EXERCISE DETAILS: Give the data below again exactly as it stands. Omit the pictures.

RECORDS PROVIDED:
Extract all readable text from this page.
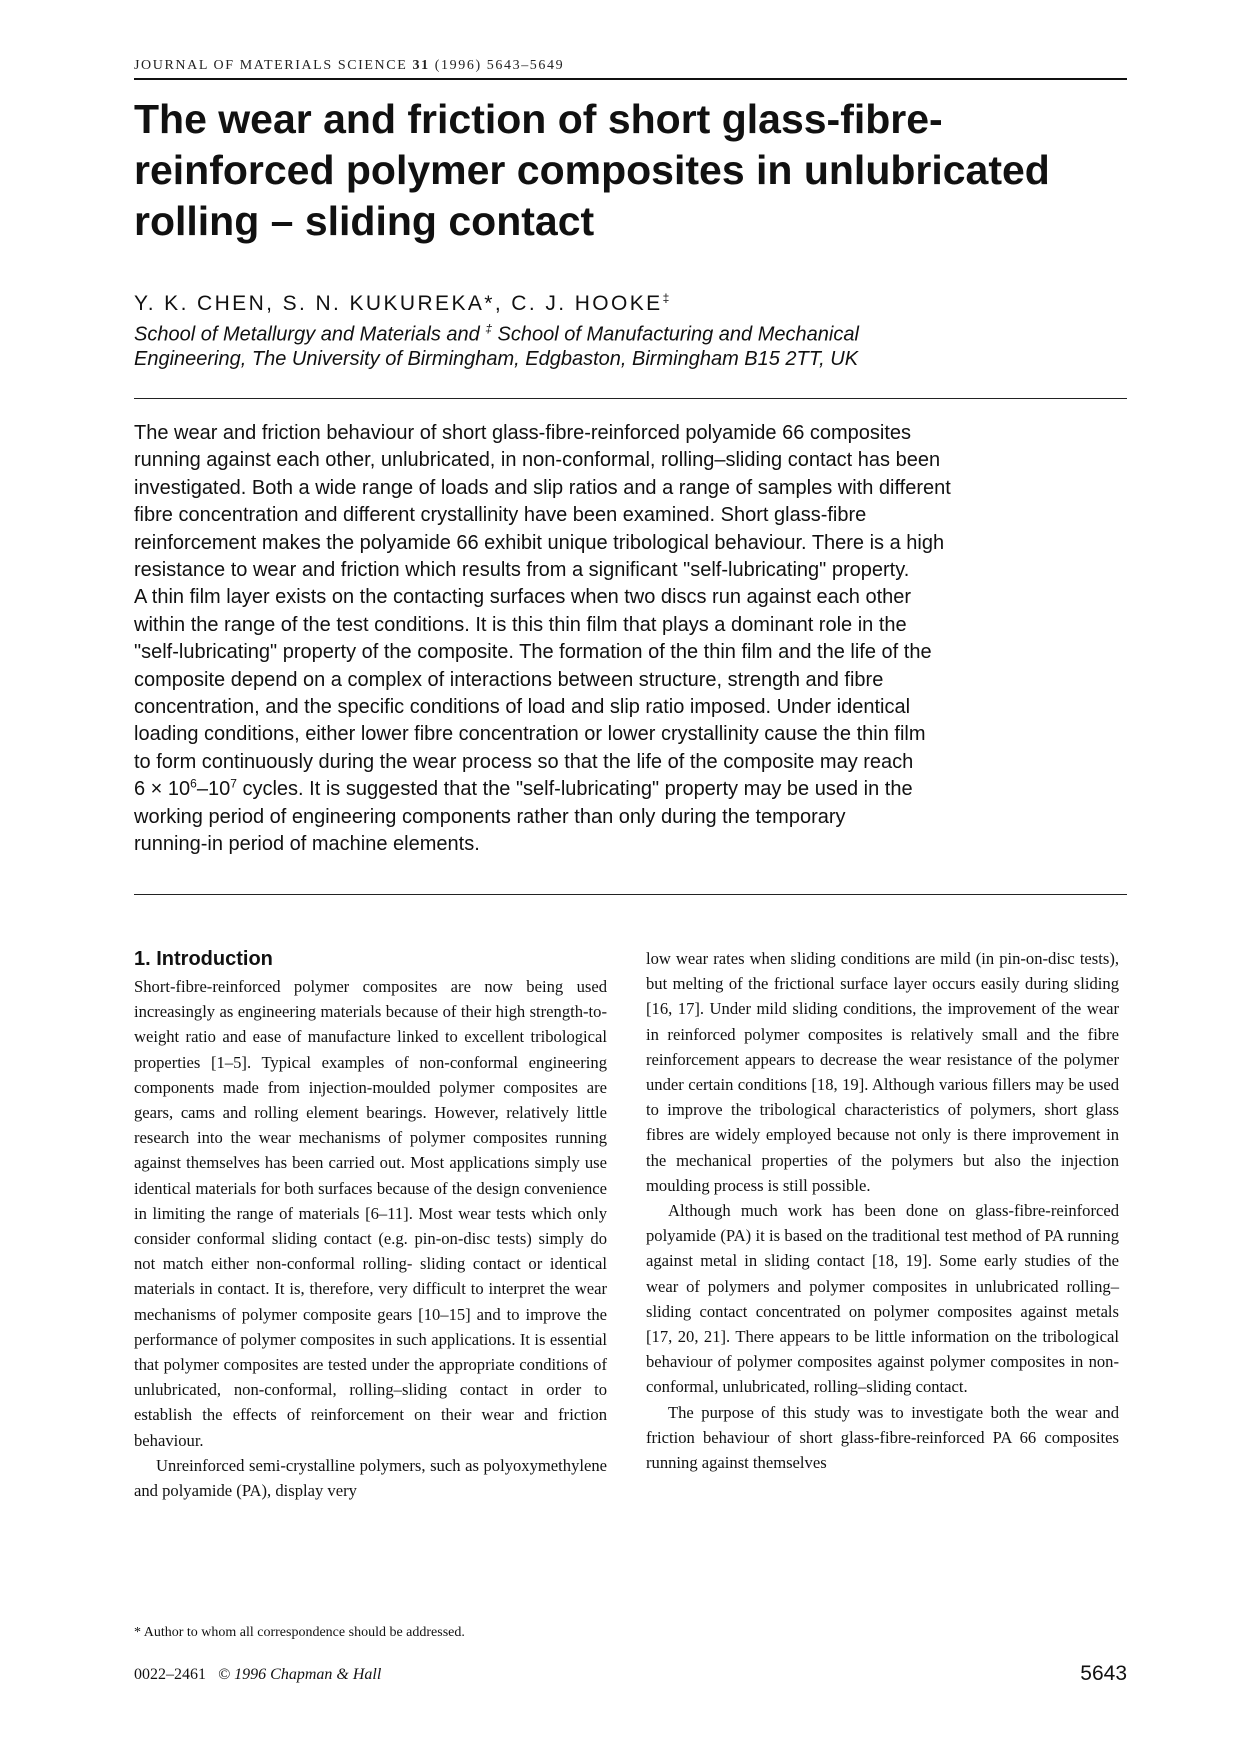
JOURNAL OF MATERIALS SCIENCE 31 (1996) 5643–5649
The wear and friction of short glass-fibre-
reinforced polymer composites in unlubricated
rolling – sliding contact

Y. K. CHEN, S. N. KUKUREKA*, C. J. HOOKE‡

School of Metallurgy and Materials and ‡ School of Manufacturing and Mechanical
Engineering, The University of Birmingham, Edgbaston, Birmingham B15 2TT, UK

The wear and friction behaviour of short glass-fibre-reinforced polyamide 66 composites
running against each other, unlubricated, in non-conformal, rolling–sliding contact has been
investigated. Both a wide range of loads and slip ratios and a range of samples with different
fibre concentration and different crystallinity have been examined. Short glass-fibre
reinforcement makes the polyamide 66 exhibit unique tribological behaviour. There is a high
resistance to wear and friction which results from a significant "self-lubricating" property.
A thin film layer exists on the contacting surfaces when two discs run against each other
within the range of the test conditions. It is this thin film that plays a dominant role in the
"self-lubricating" property of the composite. The formation of the thin film and the life of the
composite depend on a complex of interactions between structure, strength and fibre
concentration, and the specific conditions of load and slip ratio imposed. Under identical
loading conditions, either lower fibre concentration or lower crystallinity cause the thin film
to form continuously during the wear process so that the life of the composite may reach
$6 \times 10^6-10^7$ cycles. It is suggested that the "self-lubricating" property may be used in the
working period of engineering components rather than only during the temporary
running-in period of machine elements.
1. Introduction

Short-fibre-reinforced polymer composites are now being used increasingly as engineering materials because of their high strength-to-weight ratio and ease of manufacture linked to excellent tribological properties [1–5]. Typical examples of non-conformal engineering components made from injection-moulded polymer composites are gears, cams and rolling element bearings. However, relatively little research into the wear mechanisms of polymer composites running against themselves has been carried out. Most applications simply use identical materials for both surfaces because of the design convenience in limiting the range of materials [6–11]. Most wear tests which only consider conformal sliding contact (e.g. pin-on-disc tests) simply do not match either non-conformal rolling- sliding contact or identical materials in contact. It is, therefore, very difficult to interpret the wear mechanisms of polymer composite gears [10–15] and to improve the performance of polymer composites in such applications. It is essential that polymer composites are tested under the appropriate conditions of unlubricated, non-conformal, rolling–sliding contact in order to establish the effects of reinforcement on their wear and friction behaviour.

Unreinforced semi-crystalline polymers, such as polyoxymethylene and polyamide (PA), display very

low wear rates when sliding conditions are mild (in pin-on-disc tests), but melting of the frictional surface layer occurs easily during sliding [16, 17]. Under mild sliding conditions, the improvement of the wear in reinforced polymer composites is relatively small and the fibre reinforcement appears to decrease the wear resistance of the polymer under certain conditions [18, 19]. Although various fillers may be used to improve the tribological characteristics of polymers, short glass fibres are widely employed because not only is there improvement in the mechanical properties of the polymers but also the injection moulding process is still possible.

Although much work has been done on glass-fibre-reinforced polyamide (PA) it is based on the traditional test method of PA running against metal in sliding contact [18, 19]. Some early studies of the wear of polymers and polymer composites in unlubricated rolling–sliding contact concentrated on polymer composites against metals [17, 20, 21]. There appears to be little information on the tribological behaviour of polymer composites against polymer composites in non-conformal, unlubricated, rolling–sliding contact.

The purpose of this study was to investigate both the wear and friction behaviour of short glass-fibre-reinforced PA 66 composites running against themselves

* Author to whom all correspondence should be addressed.
0022–2461 © 1996 Chapman & Hall	5643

SOLUTION TO THE PROBLEM:
Extract all readable text from this page.
JOURNAL OF MATERIALS SCIENCE 31 (1996) 5643–5649
The wear and friction of short glass-fibre-
reinforced polymer composites in unlubricated
rolling – sliding contact

Y. K. CHEN, S. N. KUKUREKA*, C. J. HOOKE‡

School of Metallurgy and Materials and ‡ School of Manufacturing and Mechanical
Engineering, The University of Birmingham, Edgbaston, Birmingham B15 2TT, UK

The wear and friction behaviour of short glass-fibre-reinforced polyamide 66 composites
running against each other, unlubricated, in non-conformal, rolling–sliding contact has been
investigated. Both a wide range of loads and slip ratios and a range of samples with different
fibre concentration and different crystallinity have been examined. Short glass-fibre
reinforcement makes the polyamide 66 exhibit unique tribological behaviour. There is a high
resistance to wear and friction which results from a significant "self-lubricating" property.
A thin film layer exists on the contacting surfaces when two discs run against each other
within the range of the test conditions. It is this thin film that plays a dominant role in the
"self-lubricating" property of the composite. The formation of the thin film and the life of the
composite depend on a complex of interactions between structure, strength and fibre
concentration, and the specific conditions of load and slip ratio imposed. Under identical
loading conditions, either lower fibre concentration or lower crystallinity cause the thin film
to form continuously during the wear process so that the life of the composite may reach
$6 \times 10^6-10^7$ cycles. It is suggested that the "self-lubricating" property may be used in the
working period of engineering components rather than only during the temporary
running-in period of machine elements.
1. Introduction

Short-fibre-reinforced polymer composites are now being used increasingly as engineering materials because of their high strength-to-weight ratio and ease of manufacture linked to excellent tribological properties [1–5]. Typical examples of non-conformal engineering components made from injection-moulded polymer composites are gears, cams and rolling element bearings. However, relatively little research into the wear mechanisms of polymer composites running against themselves has been carried out. Most applications simply use identical materials for both surfaces because of the design convenience in limiting the range of materials [6–11]. Most wear tests which only consider conformal sliding contact (e.g. pin-on-disc tests) simply do not match either non-conformal rolling- sliding contact or identical materials in contact. It is, therefore, very difficult to interpret the wear mechanisms of polymer composite gears [10–15] and to improve the performance of polymer composites in such applications. It is essential that polymer composites are tested under the appropriate conditions of unlubricated, non-conformal, rolling–sliding contact in order to establish the effects of reinforcement on their wear and friction behaviour.

Unreinforced semi-crystalline polymers, such as polyoxymethylene and polyamide (PA), display very

low wear rates when sliding conditions are mild (in pin-on-disc tests), but melting of the frictional surface layer occurs easily during sliding [16, 17]. Under mild sliding conditions, the improvement of the wear in reinforced polymer composites is relatively small and the fibre reinforcement appears to decrease the wear resistance of the polymer under certain conditions [18, 19]. Although various fillers may be used to improve the tribological characteristics of polymers, short glass fibres are widely employed because not only is there improvement in the mechanical properties of the polymers but also the injection moulding process is still possible.

Although much work has been done on glass-fibre-reinforced polyamide (PA) it is based on the traditional test method of PA running against metal in sliding contact [18, 19]. Some early studies of the wear of polymers and polymer composites in unlubricated rolling–sliding contact concentrated on polymer composites against metals [17, 20, 21]. There appears to be little information on the tribological behaviour of polymer composites against polymer composites in non-conformal, unlubricated, rolling–sliding contact.

The purpose of this study was to investigate both the wear and friction behaviour of short glass-fibre-reinforced PA 66 composites running against themselves

* Author to whom all correspondence should be addressed.
0022–2461 © 1996 Chapman & Hall	5643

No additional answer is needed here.